**Prompt**
Return the lines where the word "someone" occurs.

**Entries**

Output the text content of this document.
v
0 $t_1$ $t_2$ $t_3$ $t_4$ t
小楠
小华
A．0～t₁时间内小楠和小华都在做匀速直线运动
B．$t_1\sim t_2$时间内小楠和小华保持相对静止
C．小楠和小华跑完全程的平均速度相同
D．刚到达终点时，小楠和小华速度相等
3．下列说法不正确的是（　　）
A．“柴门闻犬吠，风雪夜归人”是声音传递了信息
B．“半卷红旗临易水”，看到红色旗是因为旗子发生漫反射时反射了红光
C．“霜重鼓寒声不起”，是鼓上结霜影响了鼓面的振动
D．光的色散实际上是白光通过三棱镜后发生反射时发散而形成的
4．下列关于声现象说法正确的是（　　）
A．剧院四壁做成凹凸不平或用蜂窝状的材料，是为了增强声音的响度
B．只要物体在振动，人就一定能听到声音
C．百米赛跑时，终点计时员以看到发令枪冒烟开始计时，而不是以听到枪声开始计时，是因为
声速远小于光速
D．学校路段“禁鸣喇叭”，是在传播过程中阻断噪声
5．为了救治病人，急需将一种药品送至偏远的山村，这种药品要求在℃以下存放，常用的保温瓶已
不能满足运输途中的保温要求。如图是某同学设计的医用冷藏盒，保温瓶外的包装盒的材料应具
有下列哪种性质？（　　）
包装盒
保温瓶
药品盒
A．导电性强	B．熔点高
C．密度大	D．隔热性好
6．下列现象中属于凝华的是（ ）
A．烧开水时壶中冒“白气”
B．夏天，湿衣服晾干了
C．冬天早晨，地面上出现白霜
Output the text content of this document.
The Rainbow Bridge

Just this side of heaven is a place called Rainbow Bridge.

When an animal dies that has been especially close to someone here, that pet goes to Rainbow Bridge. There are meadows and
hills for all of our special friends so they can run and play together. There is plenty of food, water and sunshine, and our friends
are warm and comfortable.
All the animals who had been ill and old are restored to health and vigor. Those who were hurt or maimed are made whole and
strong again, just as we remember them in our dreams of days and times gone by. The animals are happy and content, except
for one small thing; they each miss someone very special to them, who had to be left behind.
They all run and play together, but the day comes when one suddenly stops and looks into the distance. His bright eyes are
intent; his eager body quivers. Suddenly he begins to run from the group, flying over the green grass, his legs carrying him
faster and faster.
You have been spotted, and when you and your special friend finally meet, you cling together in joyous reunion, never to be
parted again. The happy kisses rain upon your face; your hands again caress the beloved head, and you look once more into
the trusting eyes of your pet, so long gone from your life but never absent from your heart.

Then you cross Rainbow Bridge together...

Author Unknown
* * *
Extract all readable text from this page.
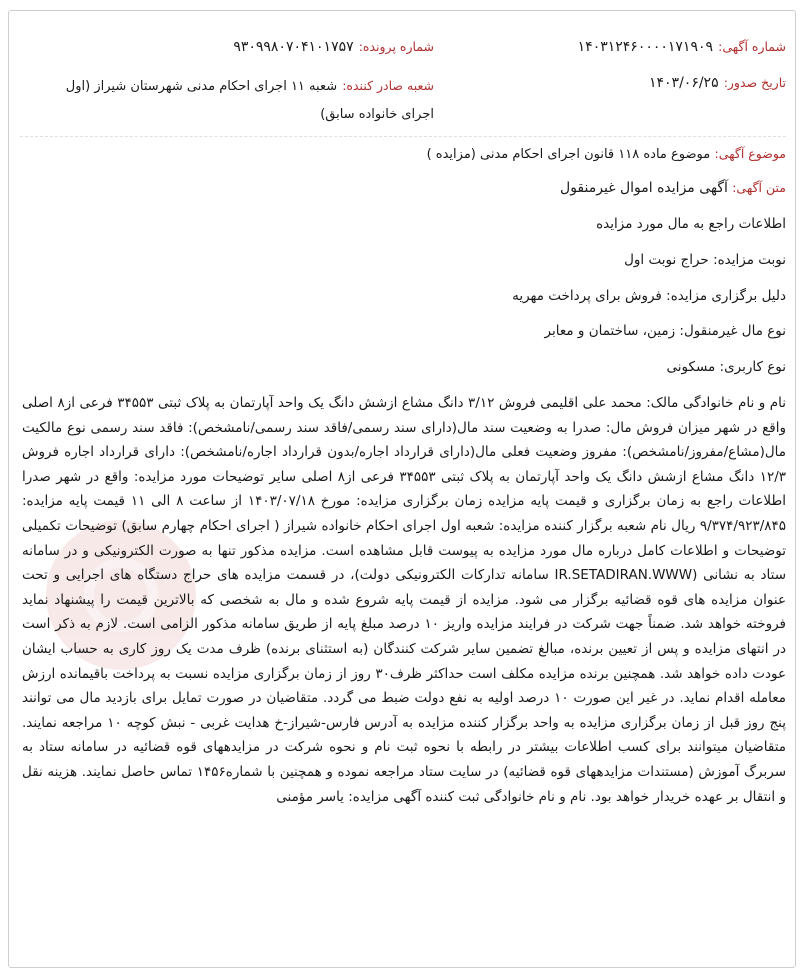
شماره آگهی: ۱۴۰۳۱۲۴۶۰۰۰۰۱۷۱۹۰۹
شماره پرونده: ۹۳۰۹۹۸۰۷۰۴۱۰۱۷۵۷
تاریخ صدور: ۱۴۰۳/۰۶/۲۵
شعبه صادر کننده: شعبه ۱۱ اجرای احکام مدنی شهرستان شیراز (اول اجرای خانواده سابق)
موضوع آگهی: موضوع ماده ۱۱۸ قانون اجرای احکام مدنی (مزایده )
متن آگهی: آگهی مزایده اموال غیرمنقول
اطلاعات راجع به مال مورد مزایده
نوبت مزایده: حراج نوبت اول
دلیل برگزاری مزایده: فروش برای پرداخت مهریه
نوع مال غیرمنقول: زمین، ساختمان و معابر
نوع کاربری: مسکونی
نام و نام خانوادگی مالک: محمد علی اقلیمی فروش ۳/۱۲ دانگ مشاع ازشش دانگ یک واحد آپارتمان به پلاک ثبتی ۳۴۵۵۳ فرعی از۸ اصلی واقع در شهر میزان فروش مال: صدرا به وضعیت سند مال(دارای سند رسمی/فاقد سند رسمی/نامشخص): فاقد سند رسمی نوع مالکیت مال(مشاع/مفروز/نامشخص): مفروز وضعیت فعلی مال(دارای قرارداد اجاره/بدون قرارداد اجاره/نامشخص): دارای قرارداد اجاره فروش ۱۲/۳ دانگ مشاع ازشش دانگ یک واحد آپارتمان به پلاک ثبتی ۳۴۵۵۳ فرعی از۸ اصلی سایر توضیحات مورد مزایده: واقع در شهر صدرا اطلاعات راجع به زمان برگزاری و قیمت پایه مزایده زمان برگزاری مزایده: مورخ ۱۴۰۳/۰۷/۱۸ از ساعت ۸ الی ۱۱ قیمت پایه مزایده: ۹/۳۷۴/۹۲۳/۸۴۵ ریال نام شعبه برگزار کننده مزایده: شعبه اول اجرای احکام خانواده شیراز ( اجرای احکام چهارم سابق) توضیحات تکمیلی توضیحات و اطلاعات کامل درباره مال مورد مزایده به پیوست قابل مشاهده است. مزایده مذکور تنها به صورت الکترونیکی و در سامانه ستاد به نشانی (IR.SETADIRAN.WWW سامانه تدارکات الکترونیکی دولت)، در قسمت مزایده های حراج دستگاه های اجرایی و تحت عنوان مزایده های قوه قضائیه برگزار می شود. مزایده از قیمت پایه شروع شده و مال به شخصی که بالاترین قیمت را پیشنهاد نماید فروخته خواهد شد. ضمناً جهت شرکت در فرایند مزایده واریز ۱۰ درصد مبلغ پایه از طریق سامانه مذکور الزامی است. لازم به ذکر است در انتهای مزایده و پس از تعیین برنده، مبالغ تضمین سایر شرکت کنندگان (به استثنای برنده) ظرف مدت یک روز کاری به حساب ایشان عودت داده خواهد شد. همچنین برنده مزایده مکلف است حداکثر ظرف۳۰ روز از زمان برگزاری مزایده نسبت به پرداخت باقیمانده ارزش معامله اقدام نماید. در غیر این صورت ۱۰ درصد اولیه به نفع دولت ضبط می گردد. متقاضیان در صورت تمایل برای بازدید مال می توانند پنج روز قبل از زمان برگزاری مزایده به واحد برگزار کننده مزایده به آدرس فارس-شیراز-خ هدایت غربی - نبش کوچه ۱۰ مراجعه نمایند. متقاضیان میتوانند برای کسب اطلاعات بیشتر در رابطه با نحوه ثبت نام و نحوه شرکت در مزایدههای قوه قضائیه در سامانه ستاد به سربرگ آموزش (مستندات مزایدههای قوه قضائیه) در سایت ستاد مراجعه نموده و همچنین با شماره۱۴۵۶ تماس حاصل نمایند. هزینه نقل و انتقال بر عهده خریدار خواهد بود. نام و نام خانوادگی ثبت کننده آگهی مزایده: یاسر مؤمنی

**Completed exercise**
When an animal dies that has been especially close to someone here, that pet goes to Rainbow Bridge. There are meadows and
for one small thing; they each miss someone very special to them, who had to be left behind.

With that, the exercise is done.